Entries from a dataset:
---+---
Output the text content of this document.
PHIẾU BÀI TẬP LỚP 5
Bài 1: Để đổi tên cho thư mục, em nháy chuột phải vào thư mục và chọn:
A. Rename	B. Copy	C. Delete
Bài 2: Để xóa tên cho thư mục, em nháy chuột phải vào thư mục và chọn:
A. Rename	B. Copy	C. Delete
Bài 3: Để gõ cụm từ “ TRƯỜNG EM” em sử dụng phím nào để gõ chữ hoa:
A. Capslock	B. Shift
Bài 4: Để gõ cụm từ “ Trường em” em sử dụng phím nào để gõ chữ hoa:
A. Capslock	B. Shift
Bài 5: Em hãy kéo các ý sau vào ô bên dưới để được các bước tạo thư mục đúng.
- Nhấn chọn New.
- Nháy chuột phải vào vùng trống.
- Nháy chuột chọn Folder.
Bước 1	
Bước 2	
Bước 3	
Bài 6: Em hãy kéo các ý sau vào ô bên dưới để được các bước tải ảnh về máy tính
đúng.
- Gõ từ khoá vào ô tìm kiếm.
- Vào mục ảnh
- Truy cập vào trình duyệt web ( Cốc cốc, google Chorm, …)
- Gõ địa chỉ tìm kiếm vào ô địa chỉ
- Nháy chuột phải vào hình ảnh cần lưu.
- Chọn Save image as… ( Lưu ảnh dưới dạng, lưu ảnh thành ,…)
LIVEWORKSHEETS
---+---
→ **Your objective**
Select the lines from the entries that include the word "đúng".

→ **Solution to this problem**
Bài 5: Em hãy kéo các ý sau vào ô bên dưới để được các bước tạo thư mục đúng.
đúng.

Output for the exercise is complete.